# Exercise requirements
Drop all pictures and repeat exactly the lines from the line holding "Convert this document image to plain text." through the end of the records.

** Start **

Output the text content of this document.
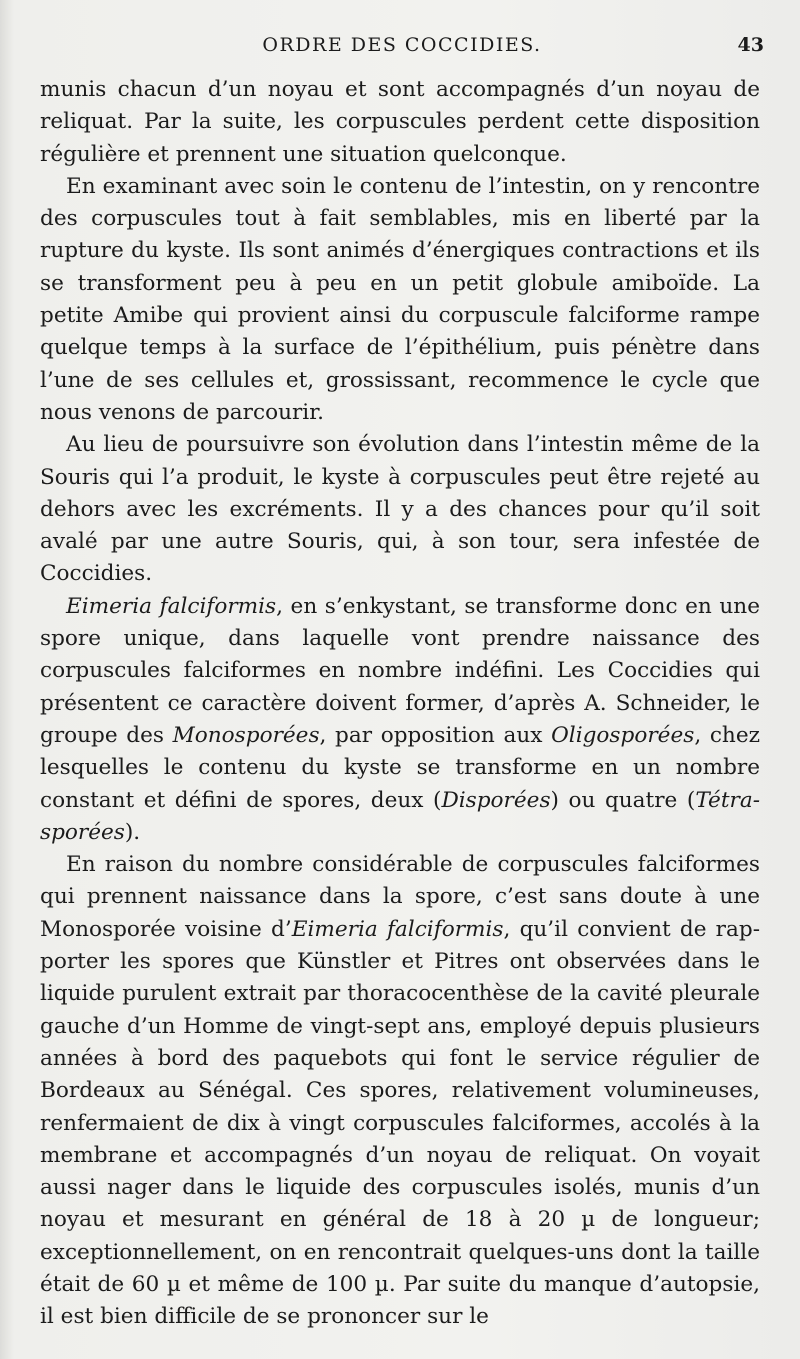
ORDRE DES COCCIDIES.	43

munis chacun d’un noyau et sont accompagnés d’un noyau de reliquat. Par la suite, les corpuscules perdent cette disposition régulière et prennent une situation quelconque.

En examinant avec soin le contenu de l’intestin, on y rencontre des corpuscules tout à fait semblables, mis en liberté par la rupture du kyste. Ils sont animés d’énergiques contractions et ils se transforment peu à peu en un petit globule amiboïde. La petite Amibe qui provient ainsi du corpuscule falciforme rampe quelque temps à la surface de l’épithélium, puis pénètre dans l’une de ses cellules et, grossissant, recommence le cycle que nous venons de parcourir.

Au lieu de poursuivre son évolution dans l’intestin même de la Souris qui l’a produit, le kyste à corpuscules peut être rejeté au dehors avec les excréments. Il y a des chances pour qu’il soit avalé par une autre Souris, qui, à son tour, sera infestée de Coccidies.

Eimeria falciformis, en s’enkystant, se transforme donc en une spore unique, dans laquelle vont prendre naissance des corpuscules falciformes en nombre indéfini. Les Coccidies qui présentent ce caractère doivent former, d’après A. Schneider, le groupe des Monosporées, par opposition aux Oligosporées, chez lesquelles le contenu du kyste se transforme en un nombre constant et défini de spores, deux (Disporées) ou quatre (Tétrasporées).

En raison du nombre considérable de corpuscules falciformes qui prennent naissance dans la spore, c’est sans doute à une Monosporée voisine d’Eimeria falciformis, qu’il convient de rapporter les spores que Künstler et Pitres ont observées dans le liquide purulent extrait par thoracocenthèse de la cavité pleurale gauche d’un Homme de vingt-sept ans, employé depuis plusieurs années à bord des paquebots qui font le service régulier de Bordeaux au Sénégal. Ces spores, relativement volumineuses, renfermaient de dix à vingt corpuscules falciformes, accolés à la membrane et accompagnés d’un noyau de reliquat. On voyait aussi nager dans le liquide des corpuscules isolés, munis d’un noyau et mesurant en général de 18 à 20 µ de longueur; exceptionnellement, on en rencontrait quelques-uns dont la taille était de 60 µ et même de 100 µ. Par suite du manque d’autopsie, il est bien difficile de se prononcer sur le
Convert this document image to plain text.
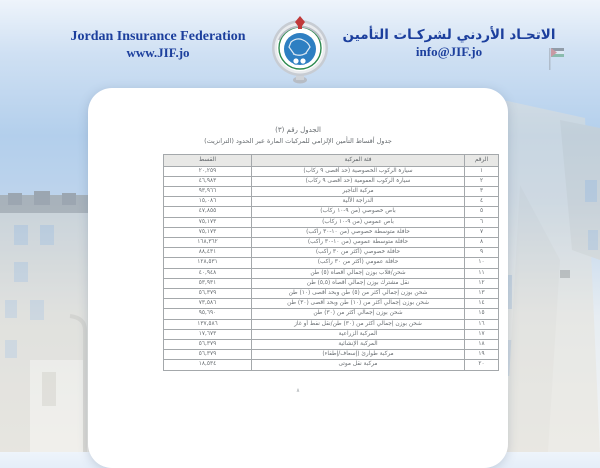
Jordan Insurance Federation
www.JIF.jo
الاتحـاد الأردني لشركـات التأمين
info@JIF.jo
الجدول رقم (٣)
جدول أقساط التأمين الإلزامي للمركبات المارة عبر الحدود (الترانزيت)
الرقم	فئة المركبة	القسط
١	سيارة الركوب الخصوصية (حد أقصى ٩ ركاب)	٢٠,٢٥٩
٢	سيارة الركوب العمومية (حد أقصى ٩ ركاب)	٤٦,٩٨٣
٣	مركبة التأجير	٩٣,٩٦٦
٤	الدراجة الآلية	١٥,٠٨٦
٥	باص خصوصي (من ٩-١٠ ركاب)	٤٧,٨٥٥
٦	باص عمومي (من ٩-١٠ ركاب)	٧٥,١٧٣
٧	حافلة متوسطة خصوصي (من ١٠-٣٠ راكب)	٧٥,١٧٣
٨	حافلة متوسطة عمومي (من ١٠-٣٠ راكب)	١٦٨,٣٦٢
٩	حافلة خصوصي (أكثر من ٣٠ راكب)	٨٨,٤٣١
١٠	حافلة عمومي (أكثر من ٣٠ راكب)	١٢٨,٥٣١
١١	شحن/قلاب بوزن إجمالي أقصاه (٥) طن	٤٠,٩٤٨
١٢	نقل مشترك بوزن إجمالي أقصاه (٥,٥) طن	٥٣,٩٣١
١٣	شحن بوزن إجمالي أكثر من (٥) طن وبحد أقصى (١٠) طن	٥٦,٣٧٩
١٤	شحن بوزن إجمالي أكثر من (١٠) طن وبحد أقصى (٣٠) طن	٧٣,٥٨٦
١٥	شحن بوزن إجمالي أكثر من (٣٠) طن	٩٥,٦٩٠
١٦	شحن بوزن إجمالي أكثر من (٣٠) طن/نقل نفط أو غاز	١٣٧,٥٨٦
١٧	المركبة الزراعية	١٧,٦٧٣
١٨	المركبة الإنشائية	٥٦,٣٧٩
١٩	مركبة طوارئ (إسعاف/إطفاء)	٥٦,٣٧٩
٢٠	مركبة نقل موتى	١٨,٥٣٤
٨
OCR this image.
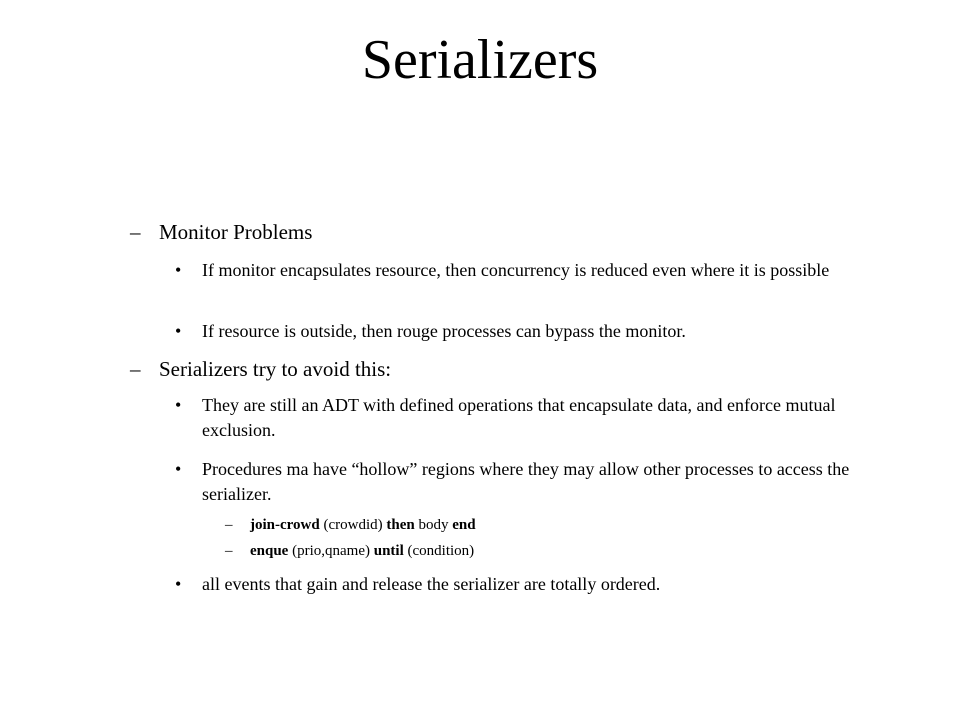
Serializers
– Monitor Problems
• If monitor encapsulates resource, then concurrency is reduced even where it is possible
• If resource is outside, then rouge processes can bypass the monitor.
– Serializers try to avoid this:
• They are still an ADT with defined operations that encapsulate data, and enforce mutual exclusion.
• Procedures ma have “hollow” regions where they may allow other processes to access the serializer.
– join-crowd (crowdid) then body end
– enque (prio,qname) until (condition)
• all events that gain and release the serializer are totally ordered.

** End **

# Problem solution
Convert this document image to plain text.
Jordan Insurance Federation
www.JIF.jo
الاتحـاد الأردني لشركـات التأمين
info@JIF.jo
الجدول رقم (٣)
جدول أقساط التأمين الإلزامي للمركبات المارة عبر الحدود (الترانزيت)
الرقم	فئة المركبة	القسط
١	سيارة الركوب الخصوصية (حد أقصى ٩ ركاب)	٢٠,٢٥٩
٢	سيارة الركوب العمومية (حد أقصى ٩ ركاب)	٤٦,٩٨٣
٣	مركبة التأجير	٩٣,٩٦٦
٤	الدراجة الآلية	١٥,٠٨٦
٥	باص خصوصي (من ٩-١٠ ركاب)	٤٧,٨٥٥
٦	باص عمومي (من ٩-١٠ ركاب)	٧٥,١٧٣
٧	حافلة متوسطة خصوصي (من ١٠-٣٠ راكب)	٧٥,١٧٣
٨	حافلة متوسطة عمومي (من ١٠-٣٠ راكب)	١٦٨,٣٦٢
٩	حافلة خصوصي (أكثر من ٣٠ راكب)	٨٨,٤٣١
١٠	حافلة عمومي (أكثر من ٣٠ راكب)	١٢٨,٥٣١
١١	شحن/قلاب بوزن إجمالي أقصاه (٥) طن	٤٠,٩٤٨
١٢	نقل مشترك بوزن إجمالي أقصاه (٥,٥) طن	٥٣,٩٣١
١٣	شحن بوزن إجمالي أكثر من (٥) طن وبحد أقصى (١٠) طن	٥٦,٣٧٩
١٤	شحن بوزن إجمالي أكثر من (١٠) طن وبحد أقصى (٣٠) طن	٧٣,٥٨٦
١٥	شحن بوزن إجمالي أكثر من (٣٠) طن	٩٥,٦٩٠
١٦	شحن بوزن إجمالي أكثر من (٣٠) طن/نقل نفط أو غاز	١٣٧,٥٨٦
١٧	المركبة الزراعية	١٧,٦٧٣
١٨	المركبة الإنشائية	٥٦,٣٧٩
١٩	مركبة طوارئ (إسعاف/إطفاء)	٥٦,٣٧٩
٢٠	مركبة نقل موتى	١٨,٥٣٤
٨
OCR this image.
Serializers
– Monitor Problems
• If monitor encapsulates resource, then concurrency is reduced even where it is possible
• If resource is outside, then rouge processes can bypass the monitor.
– Serializers try to avoid this:
• They are still an ADT with defined operations that encapsulate data, and enforce mutual exclusion.
• Procedures ma have “hollow” regions where they may allow other processes to access the serializer.
– join-crowd (crowdid) then body end
– enque (prio,qname) until (condition)
• all events that gain and release the serializer are totally ordered.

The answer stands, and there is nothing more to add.